> [GOAL OF THE EXERCISE]
Give the data a second time, exactly and in full.

[Extracts from a graphics dataset]
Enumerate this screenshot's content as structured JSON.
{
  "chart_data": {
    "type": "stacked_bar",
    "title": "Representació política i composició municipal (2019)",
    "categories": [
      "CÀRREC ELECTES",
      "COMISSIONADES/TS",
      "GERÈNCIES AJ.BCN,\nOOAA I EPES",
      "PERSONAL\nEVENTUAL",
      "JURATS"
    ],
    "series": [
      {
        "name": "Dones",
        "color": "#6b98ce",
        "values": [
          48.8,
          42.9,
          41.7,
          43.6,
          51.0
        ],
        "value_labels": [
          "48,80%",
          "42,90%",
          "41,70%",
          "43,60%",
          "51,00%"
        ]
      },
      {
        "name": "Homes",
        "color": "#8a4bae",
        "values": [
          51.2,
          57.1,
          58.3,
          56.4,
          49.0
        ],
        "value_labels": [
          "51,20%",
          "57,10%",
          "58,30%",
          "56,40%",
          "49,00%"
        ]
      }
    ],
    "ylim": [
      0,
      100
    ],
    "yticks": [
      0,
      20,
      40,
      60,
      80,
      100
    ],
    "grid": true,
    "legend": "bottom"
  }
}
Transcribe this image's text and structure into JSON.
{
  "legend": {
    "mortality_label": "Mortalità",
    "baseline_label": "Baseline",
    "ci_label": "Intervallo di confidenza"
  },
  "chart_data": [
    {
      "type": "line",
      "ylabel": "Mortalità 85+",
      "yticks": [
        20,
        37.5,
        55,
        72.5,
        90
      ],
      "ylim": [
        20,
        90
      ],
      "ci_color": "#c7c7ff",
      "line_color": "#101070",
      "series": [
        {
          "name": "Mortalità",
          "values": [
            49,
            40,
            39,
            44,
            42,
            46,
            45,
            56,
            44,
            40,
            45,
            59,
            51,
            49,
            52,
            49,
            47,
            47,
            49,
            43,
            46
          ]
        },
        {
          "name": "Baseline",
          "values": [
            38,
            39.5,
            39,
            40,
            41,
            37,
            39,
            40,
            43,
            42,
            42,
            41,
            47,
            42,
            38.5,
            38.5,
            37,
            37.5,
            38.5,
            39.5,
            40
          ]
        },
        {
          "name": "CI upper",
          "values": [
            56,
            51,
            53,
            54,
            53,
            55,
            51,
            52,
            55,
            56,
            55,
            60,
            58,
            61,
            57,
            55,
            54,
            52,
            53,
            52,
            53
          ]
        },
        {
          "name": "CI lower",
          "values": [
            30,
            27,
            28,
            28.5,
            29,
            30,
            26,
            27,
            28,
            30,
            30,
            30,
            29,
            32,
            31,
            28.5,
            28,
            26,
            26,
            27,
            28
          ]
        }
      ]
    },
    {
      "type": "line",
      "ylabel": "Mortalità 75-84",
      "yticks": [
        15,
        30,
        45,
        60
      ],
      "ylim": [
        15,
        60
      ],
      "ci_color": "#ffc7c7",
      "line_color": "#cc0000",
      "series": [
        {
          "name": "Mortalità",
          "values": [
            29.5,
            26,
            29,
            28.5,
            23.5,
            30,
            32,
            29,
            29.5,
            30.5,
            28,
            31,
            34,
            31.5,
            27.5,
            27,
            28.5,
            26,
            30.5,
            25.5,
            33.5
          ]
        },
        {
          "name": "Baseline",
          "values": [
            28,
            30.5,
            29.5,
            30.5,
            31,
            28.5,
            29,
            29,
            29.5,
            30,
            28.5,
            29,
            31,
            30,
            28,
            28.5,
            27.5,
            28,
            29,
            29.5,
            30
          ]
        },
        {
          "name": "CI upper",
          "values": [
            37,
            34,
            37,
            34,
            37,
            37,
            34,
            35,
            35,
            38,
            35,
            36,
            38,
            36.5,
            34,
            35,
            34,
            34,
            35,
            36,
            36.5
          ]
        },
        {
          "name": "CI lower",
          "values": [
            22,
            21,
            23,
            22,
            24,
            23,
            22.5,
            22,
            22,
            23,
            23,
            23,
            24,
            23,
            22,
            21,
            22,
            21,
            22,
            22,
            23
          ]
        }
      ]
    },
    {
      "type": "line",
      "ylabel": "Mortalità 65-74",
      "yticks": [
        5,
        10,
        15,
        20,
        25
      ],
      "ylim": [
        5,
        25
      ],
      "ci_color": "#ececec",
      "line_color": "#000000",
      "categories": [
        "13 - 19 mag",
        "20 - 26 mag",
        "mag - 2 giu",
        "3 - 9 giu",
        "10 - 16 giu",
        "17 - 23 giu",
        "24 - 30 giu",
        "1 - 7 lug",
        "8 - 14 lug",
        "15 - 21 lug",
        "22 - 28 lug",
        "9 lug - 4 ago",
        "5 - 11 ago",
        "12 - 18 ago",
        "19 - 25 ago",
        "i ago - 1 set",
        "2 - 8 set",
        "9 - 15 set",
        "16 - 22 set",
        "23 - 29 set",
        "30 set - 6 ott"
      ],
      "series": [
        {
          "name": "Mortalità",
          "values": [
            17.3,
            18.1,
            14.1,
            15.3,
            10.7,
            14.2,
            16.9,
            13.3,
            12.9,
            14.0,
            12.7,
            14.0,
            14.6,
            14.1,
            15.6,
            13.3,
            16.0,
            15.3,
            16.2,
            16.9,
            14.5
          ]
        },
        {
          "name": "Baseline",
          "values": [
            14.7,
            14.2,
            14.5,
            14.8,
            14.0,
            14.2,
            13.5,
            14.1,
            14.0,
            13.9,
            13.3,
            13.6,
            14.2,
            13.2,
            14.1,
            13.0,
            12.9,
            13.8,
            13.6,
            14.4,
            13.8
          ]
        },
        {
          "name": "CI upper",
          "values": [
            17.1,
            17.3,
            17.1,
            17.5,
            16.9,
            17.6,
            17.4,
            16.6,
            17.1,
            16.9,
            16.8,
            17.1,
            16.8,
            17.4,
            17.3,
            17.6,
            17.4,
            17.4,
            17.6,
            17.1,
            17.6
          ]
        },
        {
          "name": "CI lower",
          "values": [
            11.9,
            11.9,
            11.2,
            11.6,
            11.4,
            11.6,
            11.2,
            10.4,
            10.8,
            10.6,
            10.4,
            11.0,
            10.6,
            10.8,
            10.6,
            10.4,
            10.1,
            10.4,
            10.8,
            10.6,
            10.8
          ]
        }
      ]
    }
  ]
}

> [ANSWER BELOW]
Enumerate this screenshot's content as structured JSON.
{
  "chart_data": {
    "type": "stacked_bar",
    "title": "Representació política i composició municipal (2019)",
    "categories": [
      "CÀRREC ELECTES",
      "COMISSIONADES/TS",
      "GERÈNCIES AJ.BCN,\nOOAA I EPES",
      "PERSONAL\nEVENTUAL",
      "JURATS"
    ],
    "series": [
      {
        "name": "Dones",
        "color": "#6b98ce",
        "values": [
          48.8,
          42.9,
          41.7,
          43.6,
          51.0
        ],
        "value_labels": [
          "48,80%",
          "42,90%",
          "41,70%",
          "43,60%",
          "51,00%"
        ]
      },
      {
        "name": "Homes",
        "color": "#8a4bae",
        "values": [
          51.2,
          57.1,
          58.3,
          56.4,
          49.0
        ],
        "value_labels": [
          "51,20%",
          "57,10%",
          "58,30%",
          "56,40%",
          "49,00%"
        ]
      }
    ],
    "ylim": [
      0,
      100
    ],
    "yticks": [
      0,
      20,
      40,
      60,
      80,
      100
    ],
    "grid": true,
    "legend": "bottom"
  }
}
Transcribe this image's text and structure into JSON.
{
  "legend": {
    "mortality_label": "Mortalità",
    "baseline_label": "Baseline",
    "ci_label": "Intervallo di confidenza"
  },
  "chart_data": [
    {
      "type": "line",
      "ylabel": "Mortalità 85+",
      "yticks": [
        20,
        37.5,
        55,
        72.5,
        90
      ],
      "ylim": [
        20,
        90
      ],
      "ci_color": "#c7c7ff",
      "line_color": "#101070",
      "series": [
        {
          "name": "Mortalità",
          "values": [
            49,
            40,
            39,
            44,
            42,
            46,
            45,
            56,
            44,
            40,
            45,
            59,
            51,
            49,
            52,
            49,
            47,
            47,
            49,
            43,
            46
          ]
        },
        {
          "name": "Baseline",
          "values": [
            38,
            39.5,
            39,
            40,
            41,
            37,
            39,
            40,
            43,
            42,
            42,
            41,
            47,
            42,
            38.5,
            38.5,
            37,
            37.5,
            38.5,
            39.5,
            40
          ]
        },
        {
          "name": "CI upper",
          "values": [
            56,
            51,
            53,
            54,
            53,
            55,
            51,
            52,
            55,
            56,
            55,
            60,
            58,
            61,
            57,
            55,
            54,
            52,
            53,
            52,
            53
          ]
        },
        {
          "name": "CI lower",
          "values": [
            30,
            27,
            28,
            28.5,
            29,
            30,
            26,
            27,
            28,
            30,
            30,
            30,
            29,
            32,
            31,
            28.5,
            28,
            26,
            26,
            27,
            28
          ]
        }
      ]
    },
    {
      "type": "line",
      "ylabel": "Mortalità 75-84",
      "yticks": [
        15,
        30,
        45,
        60
      ],
      "ylim": [
        15,
        60
      ],
      "ci_color": "#ffc7c7",
      "line_color": "#cc0000",
      "series": [
        {
          "name": "Mortalità",
          "values": [
            29.5,
            26,
            29,
            28.5,
            23.5,
            30,
            32,
            29,
            29.5,
            30.5,
            28,
            31,
            34,
            31.5,
            27.5,
            27,
            28.5,
            26,
            30.5,
            25.5,
            33.5
          ]
        },
        {
          "name": "Baseline",
          "values": [
            28,
            30.5,
            29.5,
            30.5,
            31,
            28.5,
            29,
            29,
            29.5,
            30,
            28.5,
            29,
            31,
            30,
            28,
            28.5,
            27.5,
            28,
            29,
            29.5,
            30
          ]
        },
        {
          "name": "CI upper",
          "values": [
            37,
            34,
            37,
            34,
            37,
            37,
            34,
            35,
            35,
            38,
            35,
            36,
            38,
            36.5,
            34,
            35,
            34,
            34,
            35,
            36,
            36.5
          ]
        },
        {
          "name": "CI lower",
          "values": [
            22,
            21,
            23,
            22,
            24,
            23,
            22.5,
            22,
            22,
            23,
            23,
            23,
            24,
            23,
            22,
            21,
            22,
            21,
            22,
            22,
            23
          ]
        }
      ]
    },
    {
      "type": "line",
      "ylabel": "Mortalità 65-74",
      "yticks": [
        5,
        10,
        15,
        20,
        25
      ],
      "ylim": [
        5,
        25
      ],
      "ci_color": "#ececec",
      "line_color": "#000000",
      "categories": [
        "13 - 19 mag",
        "20 - 26 mag",
        "mag - 2 giu",
        "3 - 9 giu",
        "10 - 16 giu",
        "17 - 23 giu",
        "24 - 30 giu",
        "1 - 7 lug",
        "8 - 14 lug",
        "15 - 21 lug",
        "22 - 28 lug",
        "9 lug - 4 ago",
        "5 - 11 ago",
        "12 - 18 ago",
        "19 - 25 ago",
        "i ago - 1 set",
        "2 - 8 set",
        "9 - 15 set",
        "16 - 22 set",
        "23 - 29 set",
        "30 set - 6 ott"
      ],
      "series": [
        {
          "name": "Mortalità",
          "values": [
            17.3,
            18.1,
            14.1,
            15.3,
            10.7,
            14.2,
            16.9,
            13.3,
            12.9,
            14.0,
            12.7,
            14.0,
            14.6,
            14.1,
            15.6,
            13.3,
            16.0,
            15.3,
            16.2,
            16.9,
            14.5
          ]
        },
        {
          "name": "Baseline",
          "values": [
            14.7,
            14.2,
            14.5,
            14.8,
            14.0,
            14.2,
            13.5,
            14.1,
            14.0,
            13.9,
            13.3,
            13.6,
            14.2,
            13.2,
            14.1,
            13.0,
            12.9,
            13.8,
            13.6,
            14.4,
            13.8
          ]
        },
        {
          "name": "CI upper",
          "values": [
            17.1,
            17.3,
            17.1,
            17.5,
            16.9,
            17.6,
            17.4,
            16.6,
            17.1,
            16.9,
            16.8,
            17.1,
            16.8,
            17.4,
            17.3,
            17.6,
            17.4,
            17.4,
            17.6,
            17.1,
            17.6
          ]
        },
        {
          "name": "CI lower",
          "values": [
            11.9,
            11.9,
            11.2,
            11.6,
            11.4,
            11.6,
            11.2,
            10.4,
            10.8,
            10.6,
            10.4,
            11.0,
            10.6,
            10.8,
            10.6,
            10.4,
            10.1,
            10.4,
            10.8,
            10.6,
            10.8
          ]
        }
      ]
    }
  ]
}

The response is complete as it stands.